### DIRECTIONS FOR THIS TASK
Go through the records and copy each line where the string "text" occurs.

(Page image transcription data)

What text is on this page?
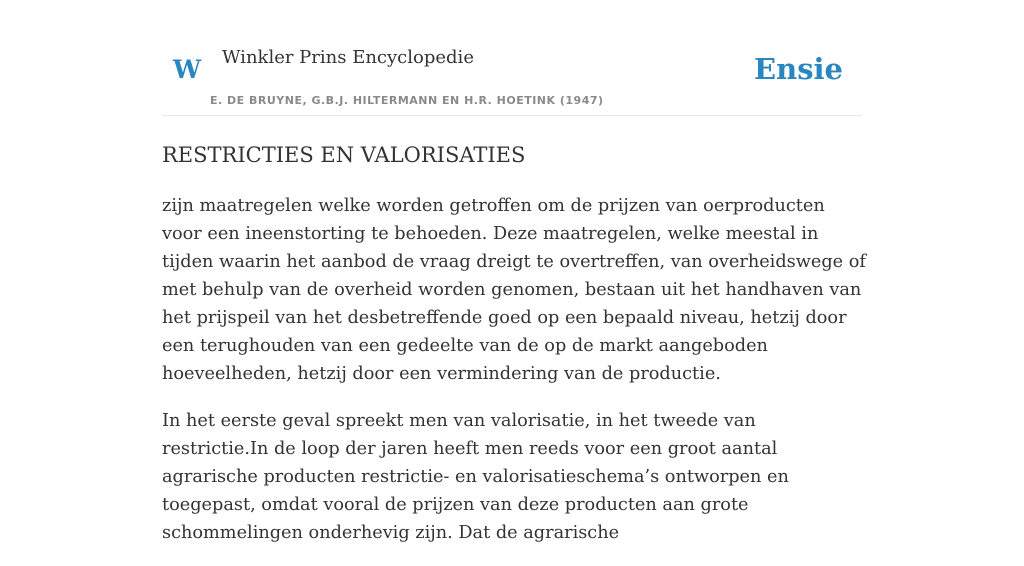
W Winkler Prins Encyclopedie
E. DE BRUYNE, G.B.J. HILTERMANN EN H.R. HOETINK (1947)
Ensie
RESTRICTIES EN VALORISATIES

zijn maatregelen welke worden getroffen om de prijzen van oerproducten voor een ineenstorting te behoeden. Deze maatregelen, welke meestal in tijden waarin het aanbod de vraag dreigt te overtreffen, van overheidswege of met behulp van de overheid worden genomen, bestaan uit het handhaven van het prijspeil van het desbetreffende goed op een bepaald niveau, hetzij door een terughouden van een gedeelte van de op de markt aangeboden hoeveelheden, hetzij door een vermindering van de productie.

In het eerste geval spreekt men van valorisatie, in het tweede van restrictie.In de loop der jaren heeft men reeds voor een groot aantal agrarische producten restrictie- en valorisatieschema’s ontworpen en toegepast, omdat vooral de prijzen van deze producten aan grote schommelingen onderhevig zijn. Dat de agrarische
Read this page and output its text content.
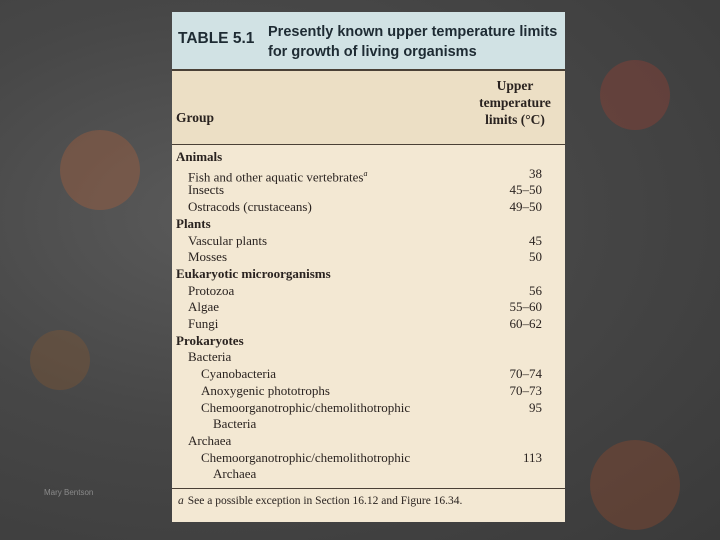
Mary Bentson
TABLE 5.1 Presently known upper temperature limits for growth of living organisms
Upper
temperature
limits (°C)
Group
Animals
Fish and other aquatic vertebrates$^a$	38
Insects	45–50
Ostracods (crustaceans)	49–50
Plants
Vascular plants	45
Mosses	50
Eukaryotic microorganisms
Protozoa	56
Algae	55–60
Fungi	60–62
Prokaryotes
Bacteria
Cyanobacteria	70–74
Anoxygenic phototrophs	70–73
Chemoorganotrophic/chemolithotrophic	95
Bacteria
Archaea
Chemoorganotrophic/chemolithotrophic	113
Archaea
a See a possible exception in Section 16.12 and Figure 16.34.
--
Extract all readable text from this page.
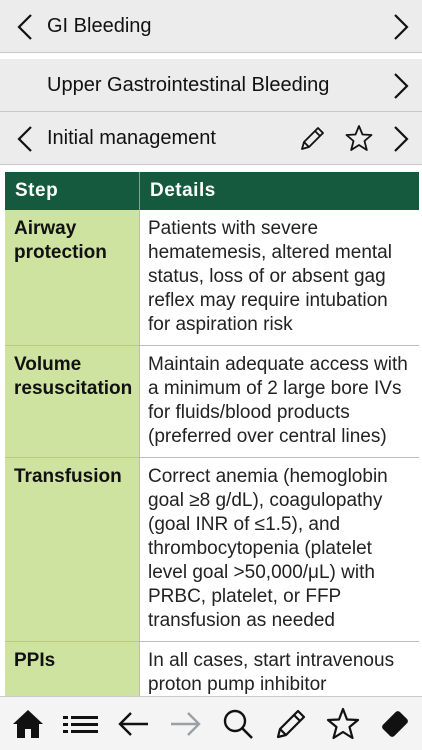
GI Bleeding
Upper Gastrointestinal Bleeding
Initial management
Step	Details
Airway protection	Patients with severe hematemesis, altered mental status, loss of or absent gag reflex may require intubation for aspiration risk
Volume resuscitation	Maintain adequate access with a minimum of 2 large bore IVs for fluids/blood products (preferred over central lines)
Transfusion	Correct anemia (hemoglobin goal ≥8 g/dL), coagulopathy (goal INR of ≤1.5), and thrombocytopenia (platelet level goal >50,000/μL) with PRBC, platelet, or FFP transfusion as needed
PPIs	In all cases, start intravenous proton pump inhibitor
...
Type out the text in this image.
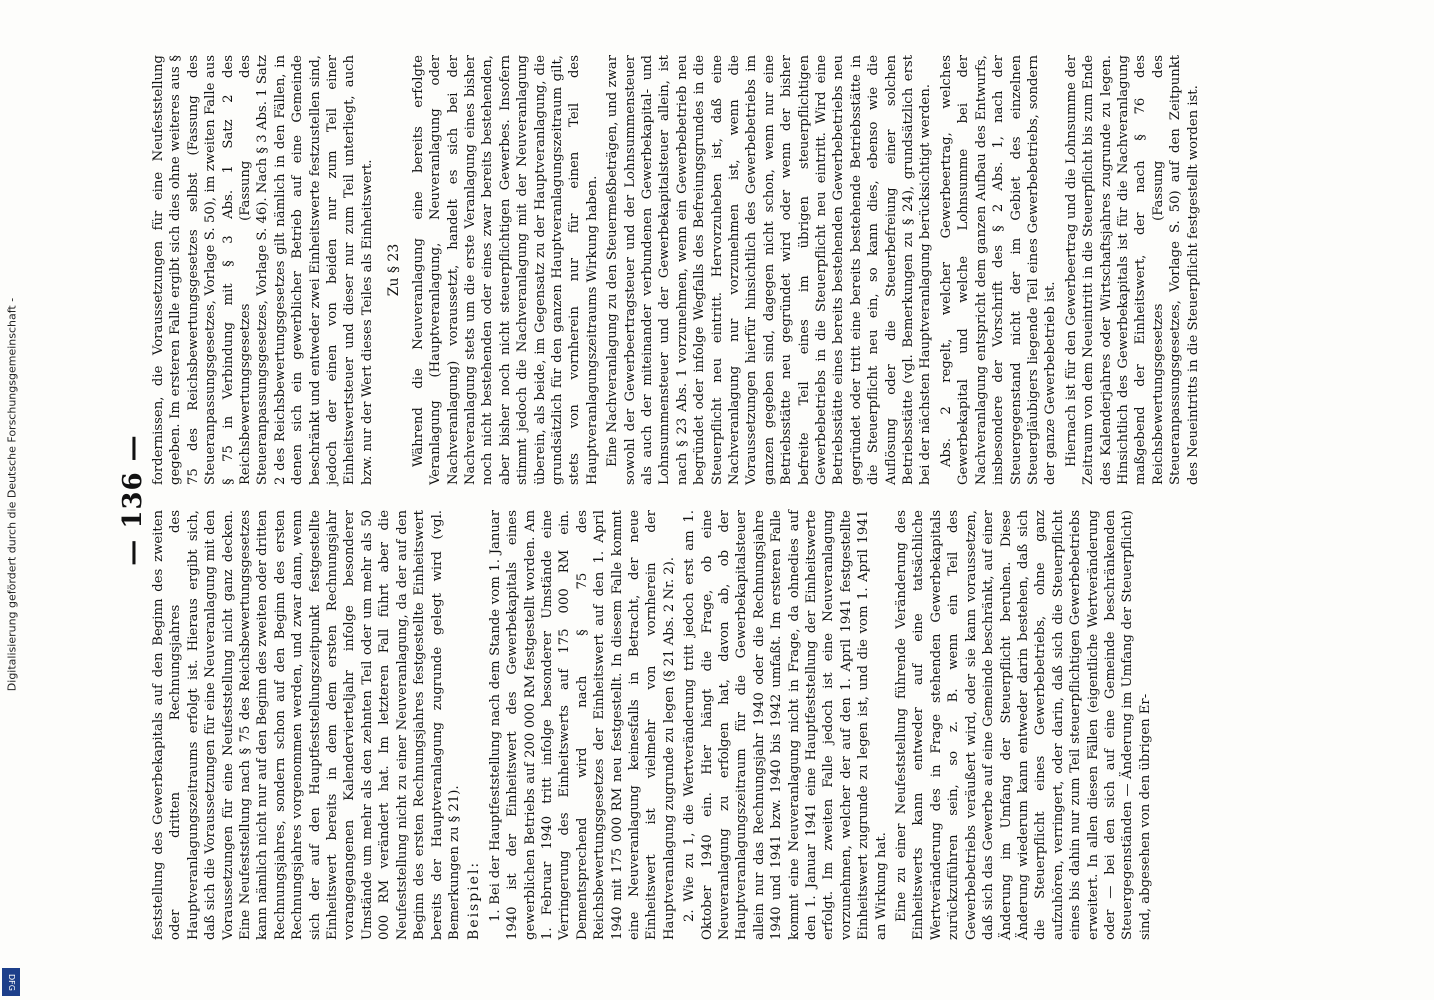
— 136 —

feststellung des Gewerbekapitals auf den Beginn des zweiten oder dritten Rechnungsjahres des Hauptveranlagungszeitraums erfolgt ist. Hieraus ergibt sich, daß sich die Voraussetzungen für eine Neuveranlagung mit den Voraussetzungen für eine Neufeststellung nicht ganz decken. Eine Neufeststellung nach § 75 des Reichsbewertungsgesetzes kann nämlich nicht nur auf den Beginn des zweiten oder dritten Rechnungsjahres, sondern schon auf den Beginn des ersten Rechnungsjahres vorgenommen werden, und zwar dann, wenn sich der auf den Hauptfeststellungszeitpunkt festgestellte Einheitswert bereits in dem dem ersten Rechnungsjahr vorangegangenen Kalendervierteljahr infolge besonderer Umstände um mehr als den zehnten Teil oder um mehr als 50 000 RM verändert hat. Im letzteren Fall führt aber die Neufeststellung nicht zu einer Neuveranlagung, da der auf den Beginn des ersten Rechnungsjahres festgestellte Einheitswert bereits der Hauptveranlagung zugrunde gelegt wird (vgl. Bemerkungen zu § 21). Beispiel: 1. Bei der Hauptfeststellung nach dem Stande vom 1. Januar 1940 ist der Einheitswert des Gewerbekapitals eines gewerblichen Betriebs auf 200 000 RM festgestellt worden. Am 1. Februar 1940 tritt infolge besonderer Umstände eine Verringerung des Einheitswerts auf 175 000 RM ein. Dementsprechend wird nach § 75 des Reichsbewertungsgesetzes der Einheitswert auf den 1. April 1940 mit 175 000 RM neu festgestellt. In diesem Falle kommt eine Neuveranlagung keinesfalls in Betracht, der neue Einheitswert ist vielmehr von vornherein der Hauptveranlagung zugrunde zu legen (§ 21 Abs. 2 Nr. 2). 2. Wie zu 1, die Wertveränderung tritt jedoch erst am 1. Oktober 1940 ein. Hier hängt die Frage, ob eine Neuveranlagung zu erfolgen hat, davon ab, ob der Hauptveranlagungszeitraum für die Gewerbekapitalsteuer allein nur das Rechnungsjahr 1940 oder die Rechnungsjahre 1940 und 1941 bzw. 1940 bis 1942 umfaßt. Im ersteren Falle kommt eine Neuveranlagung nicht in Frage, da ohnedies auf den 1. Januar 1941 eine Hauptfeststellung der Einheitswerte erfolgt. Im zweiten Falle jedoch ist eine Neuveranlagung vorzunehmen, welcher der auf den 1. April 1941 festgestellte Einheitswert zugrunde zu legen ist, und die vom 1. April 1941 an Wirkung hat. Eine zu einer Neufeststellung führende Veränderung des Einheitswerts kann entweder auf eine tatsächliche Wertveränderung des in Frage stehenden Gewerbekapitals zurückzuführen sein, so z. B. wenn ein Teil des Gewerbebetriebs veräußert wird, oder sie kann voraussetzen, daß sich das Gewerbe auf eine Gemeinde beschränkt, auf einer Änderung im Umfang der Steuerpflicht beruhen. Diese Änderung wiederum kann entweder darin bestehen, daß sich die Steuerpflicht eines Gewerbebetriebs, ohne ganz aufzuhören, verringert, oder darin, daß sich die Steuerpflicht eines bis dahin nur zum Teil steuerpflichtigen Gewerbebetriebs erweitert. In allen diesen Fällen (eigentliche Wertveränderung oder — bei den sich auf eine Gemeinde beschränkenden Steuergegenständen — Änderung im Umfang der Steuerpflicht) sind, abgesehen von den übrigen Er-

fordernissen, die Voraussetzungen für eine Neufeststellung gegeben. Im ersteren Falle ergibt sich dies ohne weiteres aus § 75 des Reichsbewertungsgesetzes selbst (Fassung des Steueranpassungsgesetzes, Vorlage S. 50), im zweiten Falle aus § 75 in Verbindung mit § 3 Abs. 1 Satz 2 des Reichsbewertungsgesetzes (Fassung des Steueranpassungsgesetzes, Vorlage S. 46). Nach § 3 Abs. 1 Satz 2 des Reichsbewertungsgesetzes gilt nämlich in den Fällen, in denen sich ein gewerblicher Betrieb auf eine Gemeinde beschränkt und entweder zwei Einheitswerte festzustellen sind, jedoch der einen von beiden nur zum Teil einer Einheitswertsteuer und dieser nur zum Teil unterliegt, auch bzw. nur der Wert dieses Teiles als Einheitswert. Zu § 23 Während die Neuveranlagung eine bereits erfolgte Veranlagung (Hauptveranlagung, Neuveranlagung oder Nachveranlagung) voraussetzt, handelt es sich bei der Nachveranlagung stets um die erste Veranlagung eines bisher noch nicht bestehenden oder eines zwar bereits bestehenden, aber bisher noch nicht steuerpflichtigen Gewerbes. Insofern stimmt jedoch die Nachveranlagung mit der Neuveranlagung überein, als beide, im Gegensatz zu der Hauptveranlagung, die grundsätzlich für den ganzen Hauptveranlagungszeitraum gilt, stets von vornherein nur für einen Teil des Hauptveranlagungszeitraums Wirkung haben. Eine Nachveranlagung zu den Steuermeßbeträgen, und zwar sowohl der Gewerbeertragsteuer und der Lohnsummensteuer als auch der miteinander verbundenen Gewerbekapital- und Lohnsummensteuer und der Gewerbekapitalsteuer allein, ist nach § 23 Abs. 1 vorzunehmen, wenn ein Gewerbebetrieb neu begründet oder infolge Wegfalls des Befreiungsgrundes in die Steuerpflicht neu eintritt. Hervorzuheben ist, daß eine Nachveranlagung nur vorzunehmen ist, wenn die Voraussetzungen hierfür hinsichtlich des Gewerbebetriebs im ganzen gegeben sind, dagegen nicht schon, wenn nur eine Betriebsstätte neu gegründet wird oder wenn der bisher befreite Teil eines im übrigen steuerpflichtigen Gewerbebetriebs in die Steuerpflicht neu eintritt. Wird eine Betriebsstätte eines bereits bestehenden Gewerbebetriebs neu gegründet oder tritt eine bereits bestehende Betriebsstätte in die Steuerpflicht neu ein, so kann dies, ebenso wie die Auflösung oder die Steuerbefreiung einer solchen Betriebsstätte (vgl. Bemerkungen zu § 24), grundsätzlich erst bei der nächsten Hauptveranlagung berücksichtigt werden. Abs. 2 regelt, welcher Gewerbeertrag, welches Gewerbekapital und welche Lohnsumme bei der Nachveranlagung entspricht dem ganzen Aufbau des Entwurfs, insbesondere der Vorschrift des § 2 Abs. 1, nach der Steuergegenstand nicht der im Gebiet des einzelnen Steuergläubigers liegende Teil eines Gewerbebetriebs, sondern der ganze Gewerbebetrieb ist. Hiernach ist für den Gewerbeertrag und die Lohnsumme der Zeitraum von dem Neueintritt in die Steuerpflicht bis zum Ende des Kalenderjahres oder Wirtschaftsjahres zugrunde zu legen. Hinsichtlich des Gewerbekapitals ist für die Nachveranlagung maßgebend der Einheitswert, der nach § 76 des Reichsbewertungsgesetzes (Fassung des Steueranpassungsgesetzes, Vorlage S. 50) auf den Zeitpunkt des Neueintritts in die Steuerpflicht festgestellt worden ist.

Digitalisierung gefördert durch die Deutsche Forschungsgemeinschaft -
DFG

### FINAL ANSWER
What text is on this page?
Read this page and output its text content.
Extract all readable text from this page.
Type out the text in this image.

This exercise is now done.